• _AIM_:
Show each line from the listing that includes the word "PHENIX".

** BEGIN INPUT MATERIAL **

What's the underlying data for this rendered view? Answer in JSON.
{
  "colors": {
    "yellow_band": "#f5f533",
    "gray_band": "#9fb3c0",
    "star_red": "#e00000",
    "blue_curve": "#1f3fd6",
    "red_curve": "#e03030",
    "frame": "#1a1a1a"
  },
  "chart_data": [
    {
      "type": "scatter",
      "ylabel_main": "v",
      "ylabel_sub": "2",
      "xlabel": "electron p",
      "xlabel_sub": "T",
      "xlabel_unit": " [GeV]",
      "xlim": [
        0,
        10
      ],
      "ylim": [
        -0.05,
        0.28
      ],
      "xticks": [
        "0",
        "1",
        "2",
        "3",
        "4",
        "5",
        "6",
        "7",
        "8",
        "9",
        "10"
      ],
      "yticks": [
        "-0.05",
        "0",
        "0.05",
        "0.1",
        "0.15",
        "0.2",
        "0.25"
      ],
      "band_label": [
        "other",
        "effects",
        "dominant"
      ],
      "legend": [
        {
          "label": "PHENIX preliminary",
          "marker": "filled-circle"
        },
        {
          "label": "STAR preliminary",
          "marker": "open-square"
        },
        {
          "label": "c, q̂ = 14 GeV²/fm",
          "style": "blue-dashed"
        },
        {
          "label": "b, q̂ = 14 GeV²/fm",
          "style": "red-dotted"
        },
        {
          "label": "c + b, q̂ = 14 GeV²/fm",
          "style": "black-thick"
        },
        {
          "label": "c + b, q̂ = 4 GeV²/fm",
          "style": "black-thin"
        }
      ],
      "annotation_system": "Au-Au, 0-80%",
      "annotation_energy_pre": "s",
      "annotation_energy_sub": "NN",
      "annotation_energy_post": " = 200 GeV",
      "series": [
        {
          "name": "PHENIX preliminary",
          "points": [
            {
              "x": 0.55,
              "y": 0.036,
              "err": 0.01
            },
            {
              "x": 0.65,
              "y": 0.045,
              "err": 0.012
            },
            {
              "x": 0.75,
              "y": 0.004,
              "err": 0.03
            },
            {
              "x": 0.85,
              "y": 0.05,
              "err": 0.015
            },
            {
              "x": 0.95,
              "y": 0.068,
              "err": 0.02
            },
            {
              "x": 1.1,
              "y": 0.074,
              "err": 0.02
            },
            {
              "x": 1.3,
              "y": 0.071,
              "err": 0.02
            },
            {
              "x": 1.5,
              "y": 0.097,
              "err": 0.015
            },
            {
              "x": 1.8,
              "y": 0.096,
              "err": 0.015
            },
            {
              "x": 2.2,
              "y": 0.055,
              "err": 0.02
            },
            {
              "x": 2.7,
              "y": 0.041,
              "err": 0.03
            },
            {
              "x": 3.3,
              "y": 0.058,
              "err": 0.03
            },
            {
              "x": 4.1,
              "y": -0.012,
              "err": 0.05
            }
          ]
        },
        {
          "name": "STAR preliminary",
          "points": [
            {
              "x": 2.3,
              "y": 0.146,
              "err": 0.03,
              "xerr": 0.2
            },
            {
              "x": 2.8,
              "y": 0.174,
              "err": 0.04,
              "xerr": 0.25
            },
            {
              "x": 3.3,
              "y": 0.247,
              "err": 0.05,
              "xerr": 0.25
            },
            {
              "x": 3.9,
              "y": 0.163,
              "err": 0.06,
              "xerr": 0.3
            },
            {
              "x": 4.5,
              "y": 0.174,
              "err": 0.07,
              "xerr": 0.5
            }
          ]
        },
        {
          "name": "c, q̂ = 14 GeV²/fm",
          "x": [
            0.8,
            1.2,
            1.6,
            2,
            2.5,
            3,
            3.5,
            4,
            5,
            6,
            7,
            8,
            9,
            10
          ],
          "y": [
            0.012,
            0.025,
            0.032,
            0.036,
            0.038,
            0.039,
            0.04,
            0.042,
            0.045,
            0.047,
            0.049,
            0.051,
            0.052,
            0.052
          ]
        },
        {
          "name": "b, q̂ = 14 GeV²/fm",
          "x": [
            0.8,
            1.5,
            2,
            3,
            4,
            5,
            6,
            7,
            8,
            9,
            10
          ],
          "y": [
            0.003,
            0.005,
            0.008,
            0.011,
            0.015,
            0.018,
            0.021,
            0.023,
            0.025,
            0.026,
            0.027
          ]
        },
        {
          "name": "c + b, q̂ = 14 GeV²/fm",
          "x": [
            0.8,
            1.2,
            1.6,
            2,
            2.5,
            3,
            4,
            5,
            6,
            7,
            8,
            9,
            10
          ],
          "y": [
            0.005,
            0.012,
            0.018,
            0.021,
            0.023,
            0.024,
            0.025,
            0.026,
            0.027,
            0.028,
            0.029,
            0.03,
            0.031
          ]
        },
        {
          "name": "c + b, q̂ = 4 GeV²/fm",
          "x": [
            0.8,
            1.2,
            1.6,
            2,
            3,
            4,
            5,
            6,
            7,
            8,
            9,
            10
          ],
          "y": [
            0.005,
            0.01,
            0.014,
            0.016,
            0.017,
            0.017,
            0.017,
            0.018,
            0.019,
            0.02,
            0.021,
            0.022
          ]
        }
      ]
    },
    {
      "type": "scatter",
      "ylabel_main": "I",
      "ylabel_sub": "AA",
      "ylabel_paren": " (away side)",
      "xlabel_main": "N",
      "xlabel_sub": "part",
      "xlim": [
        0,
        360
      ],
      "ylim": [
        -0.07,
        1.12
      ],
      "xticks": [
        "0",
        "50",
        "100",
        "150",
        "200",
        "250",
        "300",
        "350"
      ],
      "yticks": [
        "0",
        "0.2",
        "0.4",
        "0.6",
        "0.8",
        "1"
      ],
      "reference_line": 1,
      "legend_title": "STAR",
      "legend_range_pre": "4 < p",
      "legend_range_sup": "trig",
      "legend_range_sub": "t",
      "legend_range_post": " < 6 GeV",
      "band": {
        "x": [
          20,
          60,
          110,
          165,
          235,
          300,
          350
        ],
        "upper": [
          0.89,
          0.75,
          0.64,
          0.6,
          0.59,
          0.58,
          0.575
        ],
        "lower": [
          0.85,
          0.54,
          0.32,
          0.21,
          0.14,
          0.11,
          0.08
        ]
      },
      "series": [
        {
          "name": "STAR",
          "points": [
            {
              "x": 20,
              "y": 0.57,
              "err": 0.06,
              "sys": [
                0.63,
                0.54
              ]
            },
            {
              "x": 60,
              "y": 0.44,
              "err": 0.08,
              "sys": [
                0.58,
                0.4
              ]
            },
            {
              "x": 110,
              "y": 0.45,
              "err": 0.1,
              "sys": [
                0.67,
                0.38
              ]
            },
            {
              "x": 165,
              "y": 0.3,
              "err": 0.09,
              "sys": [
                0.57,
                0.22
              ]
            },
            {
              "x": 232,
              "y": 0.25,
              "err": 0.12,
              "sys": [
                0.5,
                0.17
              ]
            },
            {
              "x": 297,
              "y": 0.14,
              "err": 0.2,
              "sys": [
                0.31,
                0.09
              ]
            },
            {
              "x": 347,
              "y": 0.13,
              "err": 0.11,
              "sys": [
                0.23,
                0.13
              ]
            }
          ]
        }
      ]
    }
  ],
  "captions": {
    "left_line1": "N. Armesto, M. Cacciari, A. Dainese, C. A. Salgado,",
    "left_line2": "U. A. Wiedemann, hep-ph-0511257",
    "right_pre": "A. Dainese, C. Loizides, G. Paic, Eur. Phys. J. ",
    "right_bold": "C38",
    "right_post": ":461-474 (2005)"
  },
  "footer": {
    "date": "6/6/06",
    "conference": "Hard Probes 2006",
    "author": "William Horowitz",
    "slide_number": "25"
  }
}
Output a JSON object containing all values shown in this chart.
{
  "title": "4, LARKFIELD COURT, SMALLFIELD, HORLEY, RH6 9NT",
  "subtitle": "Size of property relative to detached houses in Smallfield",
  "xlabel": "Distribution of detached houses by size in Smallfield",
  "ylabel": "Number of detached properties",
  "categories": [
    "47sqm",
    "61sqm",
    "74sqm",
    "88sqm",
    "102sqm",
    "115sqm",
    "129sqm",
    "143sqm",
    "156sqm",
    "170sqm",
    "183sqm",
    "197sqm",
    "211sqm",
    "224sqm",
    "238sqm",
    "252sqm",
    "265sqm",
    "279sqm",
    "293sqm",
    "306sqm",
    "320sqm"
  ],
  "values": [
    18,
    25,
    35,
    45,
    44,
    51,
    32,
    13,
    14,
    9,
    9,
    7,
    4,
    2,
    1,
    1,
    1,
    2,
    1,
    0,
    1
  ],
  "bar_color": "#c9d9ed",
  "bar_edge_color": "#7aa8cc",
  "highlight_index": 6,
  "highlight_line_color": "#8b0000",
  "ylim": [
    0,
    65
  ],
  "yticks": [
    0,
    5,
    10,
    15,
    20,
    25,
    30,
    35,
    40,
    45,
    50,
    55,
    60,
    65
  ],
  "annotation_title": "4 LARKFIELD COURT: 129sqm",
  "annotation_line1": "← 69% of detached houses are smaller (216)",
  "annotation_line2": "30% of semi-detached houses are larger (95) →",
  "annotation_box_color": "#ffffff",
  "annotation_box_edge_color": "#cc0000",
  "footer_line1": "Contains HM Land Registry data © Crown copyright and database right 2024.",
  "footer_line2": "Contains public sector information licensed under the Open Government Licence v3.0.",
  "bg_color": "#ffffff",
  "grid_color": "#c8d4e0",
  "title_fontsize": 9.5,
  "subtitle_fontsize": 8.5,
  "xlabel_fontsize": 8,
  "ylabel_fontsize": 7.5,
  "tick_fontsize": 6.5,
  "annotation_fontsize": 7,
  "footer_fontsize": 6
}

** END INPUT MATERIAL **

• _ANSWER FOR THIS EXERCISE_:
          "label": "PHENIX preliminary",
          "name": "PHENIX preliminary",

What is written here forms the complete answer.